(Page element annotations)

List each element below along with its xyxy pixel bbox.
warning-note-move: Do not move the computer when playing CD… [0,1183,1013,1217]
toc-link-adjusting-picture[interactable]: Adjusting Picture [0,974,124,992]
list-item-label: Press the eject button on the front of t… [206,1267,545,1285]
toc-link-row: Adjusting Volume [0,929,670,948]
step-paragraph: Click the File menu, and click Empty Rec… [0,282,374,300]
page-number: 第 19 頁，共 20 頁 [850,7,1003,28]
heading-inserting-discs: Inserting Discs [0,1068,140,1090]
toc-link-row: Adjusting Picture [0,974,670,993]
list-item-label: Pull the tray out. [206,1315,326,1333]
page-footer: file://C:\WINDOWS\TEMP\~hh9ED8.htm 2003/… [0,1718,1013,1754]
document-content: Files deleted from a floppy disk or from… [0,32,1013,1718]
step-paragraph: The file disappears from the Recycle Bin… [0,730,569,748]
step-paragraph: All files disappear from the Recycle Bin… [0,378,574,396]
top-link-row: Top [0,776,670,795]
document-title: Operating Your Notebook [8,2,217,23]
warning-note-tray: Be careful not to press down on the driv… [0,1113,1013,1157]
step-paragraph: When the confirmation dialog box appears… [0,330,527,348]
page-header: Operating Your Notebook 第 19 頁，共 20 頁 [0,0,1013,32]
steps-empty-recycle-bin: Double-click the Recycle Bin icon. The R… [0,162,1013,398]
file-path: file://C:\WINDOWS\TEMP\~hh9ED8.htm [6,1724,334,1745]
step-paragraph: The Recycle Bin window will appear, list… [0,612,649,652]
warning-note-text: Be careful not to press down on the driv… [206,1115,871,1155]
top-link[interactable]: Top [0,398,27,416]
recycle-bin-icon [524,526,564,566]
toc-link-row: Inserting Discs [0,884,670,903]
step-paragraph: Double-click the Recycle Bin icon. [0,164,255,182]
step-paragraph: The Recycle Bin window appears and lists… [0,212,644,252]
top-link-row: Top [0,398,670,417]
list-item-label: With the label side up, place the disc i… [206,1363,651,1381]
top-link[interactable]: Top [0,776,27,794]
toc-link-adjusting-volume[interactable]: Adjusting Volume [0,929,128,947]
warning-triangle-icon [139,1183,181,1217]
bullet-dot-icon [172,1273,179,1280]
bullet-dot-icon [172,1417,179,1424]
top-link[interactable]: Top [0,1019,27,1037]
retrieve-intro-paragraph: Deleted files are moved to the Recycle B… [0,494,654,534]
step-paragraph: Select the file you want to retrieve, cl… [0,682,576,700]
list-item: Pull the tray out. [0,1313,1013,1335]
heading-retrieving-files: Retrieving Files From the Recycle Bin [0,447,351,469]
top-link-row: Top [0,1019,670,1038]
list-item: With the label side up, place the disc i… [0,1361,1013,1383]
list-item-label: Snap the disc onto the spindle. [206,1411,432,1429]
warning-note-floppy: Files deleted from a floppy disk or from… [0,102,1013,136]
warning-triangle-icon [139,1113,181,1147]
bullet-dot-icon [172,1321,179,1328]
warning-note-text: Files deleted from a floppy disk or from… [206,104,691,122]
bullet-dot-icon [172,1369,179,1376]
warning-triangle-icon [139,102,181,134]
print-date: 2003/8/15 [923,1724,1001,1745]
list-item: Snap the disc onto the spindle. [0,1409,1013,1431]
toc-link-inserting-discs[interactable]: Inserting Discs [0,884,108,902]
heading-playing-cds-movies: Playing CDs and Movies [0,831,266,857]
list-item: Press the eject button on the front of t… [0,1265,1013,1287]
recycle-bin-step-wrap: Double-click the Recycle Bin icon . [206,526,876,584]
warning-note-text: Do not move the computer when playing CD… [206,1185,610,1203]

## WHAT THE TASK ASKS
Starting at the first line and ending at the line containing "toc-link-adjusting-picture[interactable]: Adjusting Picture", lay out those lines as a JSON list of strings with one string per line, leaving out any blank lines.

## FULL RESPONSE
[
  "List each element below along with its xyxy pixel bbox.",
  "warning-note-move: Do not move the computer when playing CD… [0,1183,1013,1217]",
  "toc-link-adjusting-picture[interactable]: Adjusting Picture [0,974,124,992]"
]